Copy the material below line for line without changing anything, and leave out the pictures.

═══ THE INPUT

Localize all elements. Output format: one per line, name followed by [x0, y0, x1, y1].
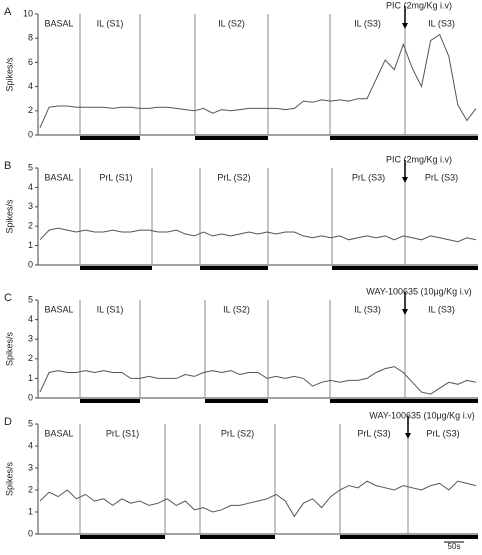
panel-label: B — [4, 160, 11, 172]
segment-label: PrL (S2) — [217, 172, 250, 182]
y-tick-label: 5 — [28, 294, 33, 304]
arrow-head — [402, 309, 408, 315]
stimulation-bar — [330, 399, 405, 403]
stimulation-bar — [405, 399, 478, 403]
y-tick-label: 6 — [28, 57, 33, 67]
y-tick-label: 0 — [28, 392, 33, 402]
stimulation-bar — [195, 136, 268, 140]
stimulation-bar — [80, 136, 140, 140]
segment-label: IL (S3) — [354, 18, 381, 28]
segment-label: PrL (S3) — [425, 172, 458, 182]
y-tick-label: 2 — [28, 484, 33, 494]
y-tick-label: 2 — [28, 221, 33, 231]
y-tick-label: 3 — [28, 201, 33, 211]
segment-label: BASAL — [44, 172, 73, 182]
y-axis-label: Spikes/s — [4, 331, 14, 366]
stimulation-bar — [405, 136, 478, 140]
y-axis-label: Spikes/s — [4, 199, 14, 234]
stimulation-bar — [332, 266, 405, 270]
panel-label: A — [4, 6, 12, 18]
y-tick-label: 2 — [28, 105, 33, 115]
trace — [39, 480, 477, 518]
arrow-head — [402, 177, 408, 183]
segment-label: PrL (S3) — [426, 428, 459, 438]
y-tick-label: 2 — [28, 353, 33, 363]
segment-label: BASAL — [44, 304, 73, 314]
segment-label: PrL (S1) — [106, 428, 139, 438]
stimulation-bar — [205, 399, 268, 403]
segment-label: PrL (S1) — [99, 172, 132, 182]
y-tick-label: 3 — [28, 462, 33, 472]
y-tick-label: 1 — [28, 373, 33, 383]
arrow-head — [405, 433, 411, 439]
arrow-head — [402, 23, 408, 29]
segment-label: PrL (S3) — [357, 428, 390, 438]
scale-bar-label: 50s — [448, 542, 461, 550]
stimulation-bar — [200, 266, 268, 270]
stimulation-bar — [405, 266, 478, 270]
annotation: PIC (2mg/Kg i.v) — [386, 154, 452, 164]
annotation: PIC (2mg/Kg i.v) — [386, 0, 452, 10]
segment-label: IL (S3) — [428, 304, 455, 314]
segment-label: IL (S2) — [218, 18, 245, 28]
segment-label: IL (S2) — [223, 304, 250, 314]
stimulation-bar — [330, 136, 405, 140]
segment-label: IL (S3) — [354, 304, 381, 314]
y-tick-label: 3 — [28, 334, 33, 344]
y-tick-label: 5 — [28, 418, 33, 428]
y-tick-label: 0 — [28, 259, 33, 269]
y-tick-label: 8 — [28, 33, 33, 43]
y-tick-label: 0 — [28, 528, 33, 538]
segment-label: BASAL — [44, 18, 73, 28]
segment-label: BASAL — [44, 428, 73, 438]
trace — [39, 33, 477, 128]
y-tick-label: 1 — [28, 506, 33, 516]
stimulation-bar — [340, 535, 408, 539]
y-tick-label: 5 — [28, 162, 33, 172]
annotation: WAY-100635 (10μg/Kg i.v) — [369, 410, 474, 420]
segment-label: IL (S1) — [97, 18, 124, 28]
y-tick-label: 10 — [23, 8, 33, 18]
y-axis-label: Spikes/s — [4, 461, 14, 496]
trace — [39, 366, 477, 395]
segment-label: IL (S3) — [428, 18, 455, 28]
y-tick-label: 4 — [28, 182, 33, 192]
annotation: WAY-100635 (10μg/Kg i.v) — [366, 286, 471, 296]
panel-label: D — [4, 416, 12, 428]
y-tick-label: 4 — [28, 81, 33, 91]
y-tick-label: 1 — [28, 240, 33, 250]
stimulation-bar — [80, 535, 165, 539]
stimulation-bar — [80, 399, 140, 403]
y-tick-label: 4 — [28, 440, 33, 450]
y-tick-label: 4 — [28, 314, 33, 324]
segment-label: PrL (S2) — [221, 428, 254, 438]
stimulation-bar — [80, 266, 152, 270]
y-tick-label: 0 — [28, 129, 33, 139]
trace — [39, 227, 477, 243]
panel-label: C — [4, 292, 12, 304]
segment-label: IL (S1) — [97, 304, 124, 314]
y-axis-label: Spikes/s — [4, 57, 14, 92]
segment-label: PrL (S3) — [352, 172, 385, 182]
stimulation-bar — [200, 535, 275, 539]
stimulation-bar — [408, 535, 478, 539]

══════

_SOLUTION TO THIS PROBLEM_
Localize all elements. Output format: one per line, name followed by [x0, y0, x1, y1].
panel-label: B — [4, 160, 11, 172]
segment-label: PrL (S2) — [217, 172, 250, 182]
y-tick-label: 5 — [28, 294, 33, 304]
arrow-head — [402, 309, 408, 315]
stimulation-bar — [330, 399, 405, 403]
stimulation-bar — [405, 399, 478, 403]
y-tick-label: 6 — [28, 57, 33, 67]
y-tick-label: 0 — [28, 392, 33, 402]
stimulation-bar — [195, 136, 268, 140]
stimulation-bar — [80, 136, 140, 140]
segment-label: IL (S3) — [354, 18, 381, 28]
segment-label: PrL (S3) — [425, 172, 458, 182]
y-tick-label: 2 — [28, 484, 33, 494]
y-tick-label: 2 — [28, 221, 33, 231]
y-tick-label: 3 — [28, 201, 33, 211]
segment-label: BASAL — [44, 172, 73, 182]
y-axis-label: Spikes/s — [4, 331, 14, 366]
stimulation-bar — [405, 136, 478, 140]
y-axis-label: Spikes/s — [4, 199, 14, 234]
stimulation-bar — [332, 266, 405, 270]
panel-label: A — [4, 6, 12, 18]
y-tick-label: 2 — [28, 105, 33, 115]
trace — [39, 480, 477, 518]
arrow-head — [402, 177, 408, 183]
segment-label: PrL (S3) — [426, 428, 459, 438]
y-tick-label: 2 — [28, 353, 33, 363]
segment-label: BASAL — [44, 304, 73, 314]
segment-label: PrL (S1) — [106, 428, 139, 438]
stimulation-bar — [205, 399, 268, 403]
segment-label: PrL (S1) — [99, 172, 132, 182]
y-tick-label: 3 — [28, 462, 33, 472]
y-tick-label: 1 — [28, 373, 33, 383]
arrow-head — [405, 433, 411, 439]
arrow-head — [402, 23, 408, 29]
segment-label: PrL (S3) — [357, 428, 390, 438]
scale-bar-label: 50s — [448, 542, 461, 550]
stimulation-bar — [200, 266, 268, 270]
stimulation-bar — [405, 266, 478, 270]
annotation: PIC (2mg/Kg i.v) — [386, 154, 452, 164]
annotation: PIC (2mg/Kg i.v) — [386, 0, 452, 10]
segment-label: IL (S3) — [428, 304, 455, 314]
segment-label: IL (S2) — [218, 18, 245, 28]
segment-label: IL (S2) — [223, 304, 250, 314]
stimulation-bar — [330, 136, 405, 140]
segment-label: IL (S3) — [354, 304, 381, 314]
y-tick-label: 3 — [28, 334, 33, 344]
y-tick-label: 5 — [28, 418, 33, 428]
y-tick-label: 0 — [28, 259, 33, 269]
y-tick-label: 8 — [28, 33, 33, 43]
y-tick-label: 0 — [28, 528, 33, 538]
segment-label: BASAL — [44, 18, 73, 28]
segment-label: BASAL — [44, 428, 73, 438]
trace — [39, 33, 477, 128]
y-tick-label: 1 — [28, 506, 33, 516]
stimulation-bar — [340, 535, 408, 539]
y-tick-label: 5 — [28, 162, 33, 172]
annotation: WAY-100635 (10μg/Kg i.v) — [369, 410, 474, 420]
segment-label: IL (S1) — [97, 18, 124, 28]
y-tick-label: 10 — [23, 8, 33, 18]
y-axis-label: Spikes/s — [4, 461, 14, 496]
trace — [39, 366, 477, 395]
segment-label: IL (S3) — [428, 18, 455, 28]
y-tick-label: 4 — [28, 182, 33, 192]
annotation: WAY-100635 (10μg/Kg i.v) — [366, 286, 471, 296]
panel-label: D — [4, 416, 12, 428]
y-tick-label: 4 — [28, 81, 33, 91]
y-tick-label: 1 — [28, 240, 33, 250]
stimulation-bar — [80, 535, 165, 539]
stimulation-bar — [80, 399, 140, 403]
y-tick-label: 4 — [28, 440, 33, 450]
y-tick-label: 4 — [28, 314, 33, 324]
segment-label: PrL (S2) — [221, 428, 254, 438]
stimulation-bar — [80, 266, 152, 270]
y-tick-label: 0 — [28, 129, 33, 139]
trace — [39, 227, 477, 243]
panel-label: C — [4, 292, 12, 304]
segment-label: IL (S1) — [97, 304, 124, 314]
y-axis-label: Spikes/s — [4, 57, 14, 92]
segment-label: PrL (S3) — [352, 172, 385, 182]
stimulation-bar — [200, 535, 275, 539]
stimulation-bar — [408, 535, 478, 539]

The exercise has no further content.